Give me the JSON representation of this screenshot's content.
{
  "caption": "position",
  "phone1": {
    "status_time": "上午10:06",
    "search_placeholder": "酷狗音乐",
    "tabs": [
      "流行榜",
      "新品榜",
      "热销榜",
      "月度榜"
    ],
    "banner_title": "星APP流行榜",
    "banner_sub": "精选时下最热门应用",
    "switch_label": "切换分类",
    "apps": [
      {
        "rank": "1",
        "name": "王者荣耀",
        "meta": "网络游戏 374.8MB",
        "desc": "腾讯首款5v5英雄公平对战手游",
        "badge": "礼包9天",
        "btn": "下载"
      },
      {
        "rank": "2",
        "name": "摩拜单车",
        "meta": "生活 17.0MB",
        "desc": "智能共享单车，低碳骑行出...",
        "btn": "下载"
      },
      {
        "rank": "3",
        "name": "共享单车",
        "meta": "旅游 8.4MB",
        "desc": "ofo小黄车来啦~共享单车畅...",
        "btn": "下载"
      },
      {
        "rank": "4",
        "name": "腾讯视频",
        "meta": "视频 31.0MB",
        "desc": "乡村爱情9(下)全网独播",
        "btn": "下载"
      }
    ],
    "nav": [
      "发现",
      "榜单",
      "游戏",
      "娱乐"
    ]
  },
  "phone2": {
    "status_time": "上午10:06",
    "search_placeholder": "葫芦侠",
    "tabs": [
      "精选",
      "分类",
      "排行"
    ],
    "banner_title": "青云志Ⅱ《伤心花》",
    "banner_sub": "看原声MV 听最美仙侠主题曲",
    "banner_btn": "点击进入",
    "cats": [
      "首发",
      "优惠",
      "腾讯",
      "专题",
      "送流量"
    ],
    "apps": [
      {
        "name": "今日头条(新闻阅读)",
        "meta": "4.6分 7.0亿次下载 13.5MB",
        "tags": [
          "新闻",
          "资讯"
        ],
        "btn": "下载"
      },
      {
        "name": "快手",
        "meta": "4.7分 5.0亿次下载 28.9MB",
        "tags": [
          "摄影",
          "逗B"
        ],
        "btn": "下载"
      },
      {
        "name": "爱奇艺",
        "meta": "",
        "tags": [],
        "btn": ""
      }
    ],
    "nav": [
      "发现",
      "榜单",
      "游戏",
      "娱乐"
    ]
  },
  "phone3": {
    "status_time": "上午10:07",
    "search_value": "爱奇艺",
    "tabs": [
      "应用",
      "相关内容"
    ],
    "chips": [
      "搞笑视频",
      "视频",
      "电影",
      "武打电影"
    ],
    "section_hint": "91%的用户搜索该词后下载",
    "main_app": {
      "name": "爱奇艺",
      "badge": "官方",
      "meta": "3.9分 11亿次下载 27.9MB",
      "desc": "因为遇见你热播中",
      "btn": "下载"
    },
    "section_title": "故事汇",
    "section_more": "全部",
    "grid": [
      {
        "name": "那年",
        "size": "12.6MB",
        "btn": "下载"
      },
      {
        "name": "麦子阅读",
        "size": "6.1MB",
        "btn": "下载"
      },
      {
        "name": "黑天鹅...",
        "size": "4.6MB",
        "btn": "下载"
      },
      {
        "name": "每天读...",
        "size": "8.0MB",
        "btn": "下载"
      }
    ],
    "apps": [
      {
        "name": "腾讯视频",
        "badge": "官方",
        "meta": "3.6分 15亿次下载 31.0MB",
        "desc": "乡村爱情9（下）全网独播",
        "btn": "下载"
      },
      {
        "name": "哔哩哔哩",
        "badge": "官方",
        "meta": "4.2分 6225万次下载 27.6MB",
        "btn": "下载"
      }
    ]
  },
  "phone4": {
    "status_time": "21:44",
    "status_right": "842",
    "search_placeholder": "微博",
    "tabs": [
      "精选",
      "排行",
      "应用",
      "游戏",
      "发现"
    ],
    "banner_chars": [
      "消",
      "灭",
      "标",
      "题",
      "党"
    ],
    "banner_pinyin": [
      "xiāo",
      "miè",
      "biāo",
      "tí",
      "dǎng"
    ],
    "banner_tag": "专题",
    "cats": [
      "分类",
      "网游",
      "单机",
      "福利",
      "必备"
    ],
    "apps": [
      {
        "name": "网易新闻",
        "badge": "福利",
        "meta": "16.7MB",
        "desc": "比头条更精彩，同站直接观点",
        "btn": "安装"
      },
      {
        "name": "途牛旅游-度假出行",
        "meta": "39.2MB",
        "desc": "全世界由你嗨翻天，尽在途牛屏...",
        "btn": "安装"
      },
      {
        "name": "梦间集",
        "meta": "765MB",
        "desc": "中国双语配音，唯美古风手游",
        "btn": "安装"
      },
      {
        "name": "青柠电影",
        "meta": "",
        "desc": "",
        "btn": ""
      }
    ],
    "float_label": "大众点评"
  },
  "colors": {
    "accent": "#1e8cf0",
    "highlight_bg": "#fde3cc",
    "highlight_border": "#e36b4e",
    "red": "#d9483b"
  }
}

__________

● Task description:
Each line that holds the word "size" is to be copied.

● Complete response:
        "size": "12.6MB",
        "size": "6.1MB",
        "size": "4.6MB",
        "size": "8.0MB",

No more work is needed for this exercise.